_WORK REQUIRED_
Copy all lines holding the word "Doctor" from the entries.
#### INFORMATION SHOWN ####
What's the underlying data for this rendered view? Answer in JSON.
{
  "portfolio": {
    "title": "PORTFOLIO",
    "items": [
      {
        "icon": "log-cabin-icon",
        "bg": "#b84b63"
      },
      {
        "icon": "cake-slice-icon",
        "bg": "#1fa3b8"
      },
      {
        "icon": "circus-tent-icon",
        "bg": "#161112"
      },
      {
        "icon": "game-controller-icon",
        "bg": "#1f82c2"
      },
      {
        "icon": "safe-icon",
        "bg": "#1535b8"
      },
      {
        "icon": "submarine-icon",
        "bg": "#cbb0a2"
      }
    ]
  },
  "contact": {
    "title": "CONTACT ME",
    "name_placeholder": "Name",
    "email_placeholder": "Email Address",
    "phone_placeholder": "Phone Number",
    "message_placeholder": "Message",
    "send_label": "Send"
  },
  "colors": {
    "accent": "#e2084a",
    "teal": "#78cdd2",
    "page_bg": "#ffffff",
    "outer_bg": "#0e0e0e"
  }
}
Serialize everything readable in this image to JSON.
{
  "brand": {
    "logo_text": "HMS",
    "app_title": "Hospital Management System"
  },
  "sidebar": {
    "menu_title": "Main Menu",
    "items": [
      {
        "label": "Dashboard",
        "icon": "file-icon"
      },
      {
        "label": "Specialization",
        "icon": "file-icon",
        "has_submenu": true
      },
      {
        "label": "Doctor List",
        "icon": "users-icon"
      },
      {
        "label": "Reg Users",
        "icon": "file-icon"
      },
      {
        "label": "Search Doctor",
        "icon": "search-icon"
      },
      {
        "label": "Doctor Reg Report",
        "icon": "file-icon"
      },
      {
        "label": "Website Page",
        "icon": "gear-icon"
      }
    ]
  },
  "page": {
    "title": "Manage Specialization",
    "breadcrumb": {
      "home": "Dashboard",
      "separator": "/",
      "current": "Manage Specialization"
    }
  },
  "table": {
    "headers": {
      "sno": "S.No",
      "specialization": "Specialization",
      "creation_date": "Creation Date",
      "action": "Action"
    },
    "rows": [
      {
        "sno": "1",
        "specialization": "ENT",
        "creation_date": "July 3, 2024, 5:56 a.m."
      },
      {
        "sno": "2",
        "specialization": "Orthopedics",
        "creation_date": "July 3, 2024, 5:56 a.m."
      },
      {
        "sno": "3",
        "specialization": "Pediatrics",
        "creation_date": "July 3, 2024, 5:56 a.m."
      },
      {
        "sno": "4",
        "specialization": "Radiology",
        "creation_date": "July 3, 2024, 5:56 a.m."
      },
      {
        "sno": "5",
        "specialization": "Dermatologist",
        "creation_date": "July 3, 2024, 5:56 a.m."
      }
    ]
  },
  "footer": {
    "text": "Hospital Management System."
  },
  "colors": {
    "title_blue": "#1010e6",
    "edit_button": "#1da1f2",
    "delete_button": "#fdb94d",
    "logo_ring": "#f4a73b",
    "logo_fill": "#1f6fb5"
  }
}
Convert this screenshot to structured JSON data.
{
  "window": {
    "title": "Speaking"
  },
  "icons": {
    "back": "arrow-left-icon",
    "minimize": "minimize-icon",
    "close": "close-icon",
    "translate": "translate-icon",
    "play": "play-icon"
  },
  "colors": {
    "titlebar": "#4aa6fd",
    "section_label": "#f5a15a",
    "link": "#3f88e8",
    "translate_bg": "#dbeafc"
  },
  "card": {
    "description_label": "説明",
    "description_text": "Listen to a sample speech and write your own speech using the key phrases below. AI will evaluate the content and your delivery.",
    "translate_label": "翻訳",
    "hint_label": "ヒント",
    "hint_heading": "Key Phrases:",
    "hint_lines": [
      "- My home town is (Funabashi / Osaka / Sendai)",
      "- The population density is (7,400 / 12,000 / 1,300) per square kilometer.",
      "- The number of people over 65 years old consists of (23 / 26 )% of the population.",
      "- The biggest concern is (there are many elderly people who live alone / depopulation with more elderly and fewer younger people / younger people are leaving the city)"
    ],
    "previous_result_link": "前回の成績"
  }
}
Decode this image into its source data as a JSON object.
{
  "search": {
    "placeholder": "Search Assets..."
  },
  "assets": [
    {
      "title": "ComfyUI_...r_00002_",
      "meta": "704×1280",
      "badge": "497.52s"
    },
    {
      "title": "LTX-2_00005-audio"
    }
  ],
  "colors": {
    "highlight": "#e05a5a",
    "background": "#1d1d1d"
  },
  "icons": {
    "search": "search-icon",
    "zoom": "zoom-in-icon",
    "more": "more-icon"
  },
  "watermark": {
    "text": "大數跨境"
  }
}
####
_EXPECTED OUTPUT_
        "label": "Doctor List",
        "label": "Search Doctor",
        "label": "Doctor Reg Report",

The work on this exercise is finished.